- [YOUR TASK]: Each line in the entries below that holds the word "avast" belongs in the answer.

- [Entries from a dataset of interfaces]:
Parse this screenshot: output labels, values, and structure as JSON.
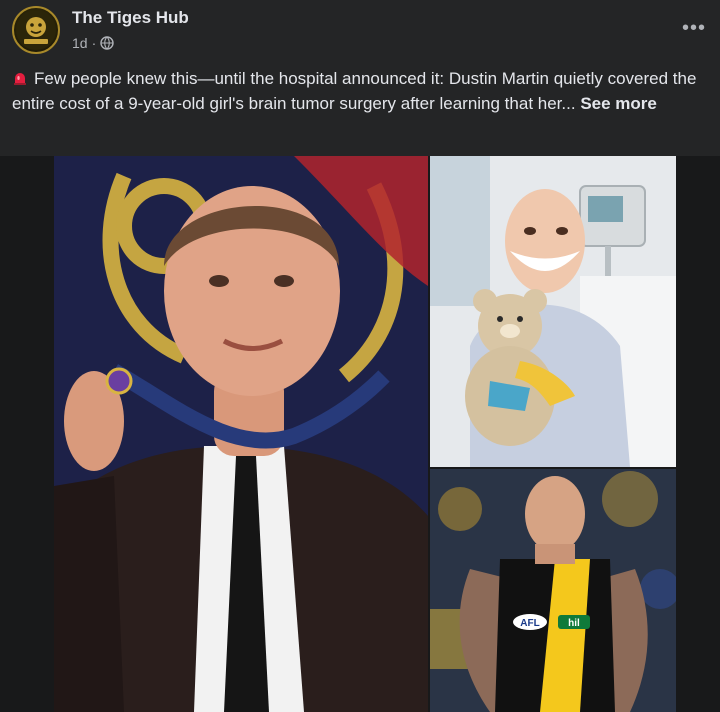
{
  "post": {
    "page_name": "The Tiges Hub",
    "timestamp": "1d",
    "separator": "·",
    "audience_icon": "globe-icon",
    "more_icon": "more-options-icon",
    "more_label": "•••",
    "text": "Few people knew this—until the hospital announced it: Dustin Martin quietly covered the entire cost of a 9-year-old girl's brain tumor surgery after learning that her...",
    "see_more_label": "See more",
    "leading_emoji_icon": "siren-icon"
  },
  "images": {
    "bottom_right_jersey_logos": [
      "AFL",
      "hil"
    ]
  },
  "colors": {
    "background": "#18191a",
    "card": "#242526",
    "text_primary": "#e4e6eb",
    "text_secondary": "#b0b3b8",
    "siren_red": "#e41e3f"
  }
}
* * *
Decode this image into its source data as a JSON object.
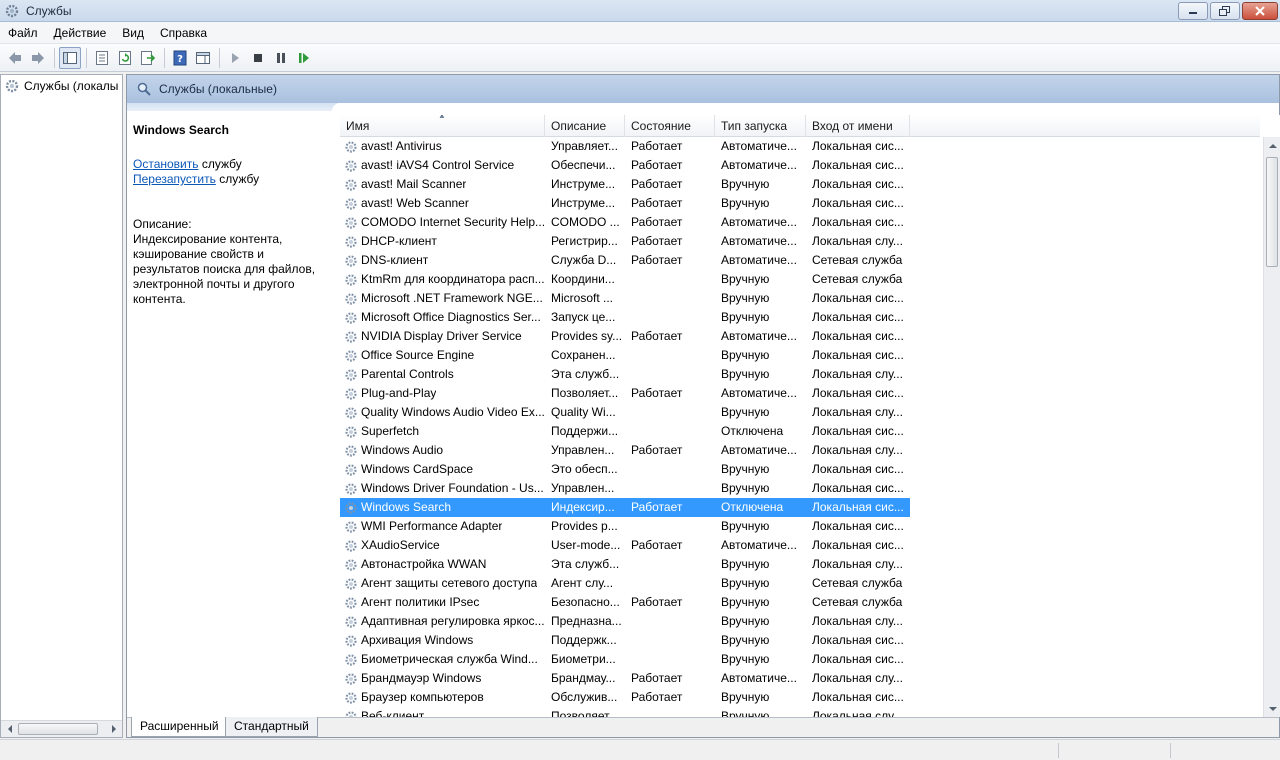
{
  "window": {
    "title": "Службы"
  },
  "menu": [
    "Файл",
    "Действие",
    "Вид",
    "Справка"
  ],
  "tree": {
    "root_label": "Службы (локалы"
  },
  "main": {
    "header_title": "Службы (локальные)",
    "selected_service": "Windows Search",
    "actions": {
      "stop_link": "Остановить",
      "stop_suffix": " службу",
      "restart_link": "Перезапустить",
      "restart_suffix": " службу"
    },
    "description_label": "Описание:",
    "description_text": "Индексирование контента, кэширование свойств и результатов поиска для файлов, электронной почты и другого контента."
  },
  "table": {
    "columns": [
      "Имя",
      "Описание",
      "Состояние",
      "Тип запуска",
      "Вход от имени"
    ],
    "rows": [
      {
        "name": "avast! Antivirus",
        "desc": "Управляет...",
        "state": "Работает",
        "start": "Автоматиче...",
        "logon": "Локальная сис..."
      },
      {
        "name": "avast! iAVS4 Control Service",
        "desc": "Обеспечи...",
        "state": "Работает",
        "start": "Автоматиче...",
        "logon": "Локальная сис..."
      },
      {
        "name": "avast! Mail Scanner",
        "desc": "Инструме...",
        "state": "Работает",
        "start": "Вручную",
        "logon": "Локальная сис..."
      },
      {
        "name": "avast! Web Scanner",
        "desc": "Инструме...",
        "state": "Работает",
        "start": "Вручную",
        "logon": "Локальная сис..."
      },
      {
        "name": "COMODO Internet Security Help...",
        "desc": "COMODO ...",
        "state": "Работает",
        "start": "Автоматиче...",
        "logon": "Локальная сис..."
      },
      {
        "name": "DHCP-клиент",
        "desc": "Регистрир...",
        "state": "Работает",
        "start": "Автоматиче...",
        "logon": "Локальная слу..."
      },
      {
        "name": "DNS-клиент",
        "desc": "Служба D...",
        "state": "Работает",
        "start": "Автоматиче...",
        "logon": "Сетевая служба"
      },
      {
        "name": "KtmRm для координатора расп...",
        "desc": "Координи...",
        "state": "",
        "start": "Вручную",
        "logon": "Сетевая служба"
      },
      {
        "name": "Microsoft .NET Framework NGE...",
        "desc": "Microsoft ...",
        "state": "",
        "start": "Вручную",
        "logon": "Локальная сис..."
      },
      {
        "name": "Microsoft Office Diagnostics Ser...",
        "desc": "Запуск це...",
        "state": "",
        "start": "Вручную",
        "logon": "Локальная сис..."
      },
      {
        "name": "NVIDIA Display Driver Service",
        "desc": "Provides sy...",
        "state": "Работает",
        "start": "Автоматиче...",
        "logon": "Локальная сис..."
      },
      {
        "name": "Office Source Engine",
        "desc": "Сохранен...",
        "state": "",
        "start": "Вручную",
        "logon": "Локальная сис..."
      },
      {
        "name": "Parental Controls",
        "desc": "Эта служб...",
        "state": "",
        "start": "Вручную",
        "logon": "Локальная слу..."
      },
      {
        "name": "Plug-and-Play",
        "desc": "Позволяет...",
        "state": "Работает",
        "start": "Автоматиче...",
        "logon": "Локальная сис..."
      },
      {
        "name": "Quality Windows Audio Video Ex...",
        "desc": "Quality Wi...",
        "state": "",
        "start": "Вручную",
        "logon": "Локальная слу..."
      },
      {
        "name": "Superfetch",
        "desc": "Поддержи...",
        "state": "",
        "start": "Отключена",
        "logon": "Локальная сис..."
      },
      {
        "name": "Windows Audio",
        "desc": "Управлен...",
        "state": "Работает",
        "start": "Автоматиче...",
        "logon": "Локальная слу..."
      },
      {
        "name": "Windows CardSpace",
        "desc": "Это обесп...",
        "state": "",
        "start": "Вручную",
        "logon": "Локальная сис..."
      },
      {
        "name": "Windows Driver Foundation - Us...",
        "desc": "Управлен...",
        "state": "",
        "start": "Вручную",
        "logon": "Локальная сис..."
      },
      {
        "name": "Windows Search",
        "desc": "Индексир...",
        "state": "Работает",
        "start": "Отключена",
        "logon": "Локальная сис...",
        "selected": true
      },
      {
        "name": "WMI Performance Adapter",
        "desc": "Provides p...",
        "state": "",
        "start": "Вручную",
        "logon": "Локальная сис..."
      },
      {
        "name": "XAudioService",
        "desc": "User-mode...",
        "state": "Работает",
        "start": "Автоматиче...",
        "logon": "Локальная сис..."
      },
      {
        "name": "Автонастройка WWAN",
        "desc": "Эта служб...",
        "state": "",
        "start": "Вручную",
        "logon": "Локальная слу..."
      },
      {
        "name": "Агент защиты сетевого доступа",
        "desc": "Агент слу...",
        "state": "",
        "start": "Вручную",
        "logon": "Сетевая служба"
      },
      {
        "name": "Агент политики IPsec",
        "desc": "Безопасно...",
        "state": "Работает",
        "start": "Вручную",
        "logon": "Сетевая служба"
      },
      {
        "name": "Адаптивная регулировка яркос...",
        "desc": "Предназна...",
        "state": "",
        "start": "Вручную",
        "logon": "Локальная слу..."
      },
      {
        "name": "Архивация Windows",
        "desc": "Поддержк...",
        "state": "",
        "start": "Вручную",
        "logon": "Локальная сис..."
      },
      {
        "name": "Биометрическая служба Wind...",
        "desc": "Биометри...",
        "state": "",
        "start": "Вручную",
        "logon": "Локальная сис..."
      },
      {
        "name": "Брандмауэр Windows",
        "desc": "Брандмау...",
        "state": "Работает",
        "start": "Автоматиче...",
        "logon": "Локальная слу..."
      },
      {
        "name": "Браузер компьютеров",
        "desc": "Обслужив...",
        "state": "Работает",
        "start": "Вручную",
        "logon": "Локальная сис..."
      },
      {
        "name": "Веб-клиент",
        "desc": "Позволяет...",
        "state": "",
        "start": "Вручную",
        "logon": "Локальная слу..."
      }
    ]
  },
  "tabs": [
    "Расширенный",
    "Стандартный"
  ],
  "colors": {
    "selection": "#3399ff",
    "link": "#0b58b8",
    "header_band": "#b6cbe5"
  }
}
--
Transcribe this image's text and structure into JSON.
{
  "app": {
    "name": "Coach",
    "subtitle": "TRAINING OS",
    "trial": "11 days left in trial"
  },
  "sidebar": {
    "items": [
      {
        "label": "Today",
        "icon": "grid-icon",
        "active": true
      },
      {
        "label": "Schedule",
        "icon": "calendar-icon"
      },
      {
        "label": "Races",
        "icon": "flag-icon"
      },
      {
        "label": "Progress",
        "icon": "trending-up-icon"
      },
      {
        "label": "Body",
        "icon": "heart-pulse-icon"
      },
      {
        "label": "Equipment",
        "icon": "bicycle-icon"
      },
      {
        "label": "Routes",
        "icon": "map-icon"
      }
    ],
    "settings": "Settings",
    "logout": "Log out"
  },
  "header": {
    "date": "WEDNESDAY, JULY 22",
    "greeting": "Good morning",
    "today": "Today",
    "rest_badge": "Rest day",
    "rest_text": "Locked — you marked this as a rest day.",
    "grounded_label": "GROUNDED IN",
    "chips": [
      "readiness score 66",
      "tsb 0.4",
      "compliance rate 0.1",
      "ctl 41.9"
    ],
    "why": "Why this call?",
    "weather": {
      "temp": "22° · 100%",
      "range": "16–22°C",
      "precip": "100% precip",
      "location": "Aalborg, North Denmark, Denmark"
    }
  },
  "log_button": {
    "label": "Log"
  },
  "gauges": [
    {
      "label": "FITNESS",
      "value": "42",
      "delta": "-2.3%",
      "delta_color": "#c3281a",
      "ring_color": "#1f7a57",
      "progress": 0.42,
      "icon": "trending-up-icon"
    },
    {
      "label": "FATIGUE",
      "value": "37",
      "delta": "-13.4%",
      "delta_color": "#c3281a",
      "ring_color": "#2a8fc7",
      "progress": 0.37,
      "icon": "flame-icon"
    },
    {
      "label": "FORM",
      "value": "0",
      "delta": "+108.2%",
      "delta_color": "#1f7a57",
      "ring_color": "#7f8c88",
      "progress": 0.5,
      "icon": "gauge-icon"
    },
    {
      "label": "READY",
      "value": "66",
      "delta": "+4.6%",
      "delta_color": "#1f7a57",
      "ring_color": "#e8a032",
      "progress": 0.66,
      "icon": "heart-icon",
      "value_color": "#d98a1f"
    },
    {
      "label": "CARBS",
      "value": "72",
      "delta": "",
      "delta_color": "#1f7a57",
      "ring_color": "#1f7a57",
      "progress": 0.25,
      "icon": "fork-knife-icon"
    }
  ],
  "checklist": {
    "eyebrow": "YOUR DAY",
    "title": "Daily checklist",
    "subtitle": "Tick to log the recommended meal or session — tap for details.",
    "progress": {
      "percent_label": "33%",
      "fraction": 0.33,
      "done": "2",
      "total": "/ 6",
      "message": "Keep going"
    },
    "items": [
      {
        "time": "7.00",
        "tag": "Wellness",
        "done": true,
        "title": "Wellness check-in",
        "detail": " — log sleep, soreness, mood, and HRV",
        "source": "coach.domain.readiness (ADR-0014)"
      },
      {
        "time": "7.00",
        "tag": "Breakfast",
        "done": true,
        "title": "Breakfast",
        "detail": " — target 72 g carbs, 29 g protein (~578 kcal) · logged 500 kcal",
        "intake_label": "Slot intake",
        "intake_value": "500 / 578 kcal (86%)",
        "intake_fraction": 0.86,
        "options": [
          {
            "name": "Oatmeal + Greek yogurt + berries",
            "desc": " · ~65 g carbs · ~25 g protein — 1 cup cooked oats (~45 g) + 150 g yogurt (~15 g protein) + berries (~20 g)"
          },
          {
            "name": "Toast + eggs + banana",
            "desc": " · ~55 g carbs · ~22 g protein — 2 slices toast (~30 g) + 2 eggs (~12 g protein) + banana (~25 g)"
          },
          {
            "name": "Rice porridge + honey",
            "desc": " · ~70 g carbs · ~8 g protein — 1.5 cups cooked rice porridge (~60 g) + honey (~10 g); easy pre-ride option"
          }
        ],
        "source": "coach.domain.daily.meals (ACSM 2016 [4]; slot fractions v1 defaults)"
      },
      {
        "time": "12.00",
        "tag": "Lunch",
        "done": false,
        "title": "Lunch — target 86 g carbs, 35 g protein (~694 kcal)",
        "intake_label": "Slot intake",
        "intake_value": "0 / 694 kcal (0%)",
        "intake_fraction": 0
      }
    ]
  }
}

- [FINAL ANSWER]:
        "name": "avast! Antivirus",
        "name": "avast! iAVS4 Control Service",
        "name": "avast! Mail Scanner",
        "name": "avast! Web Scanner",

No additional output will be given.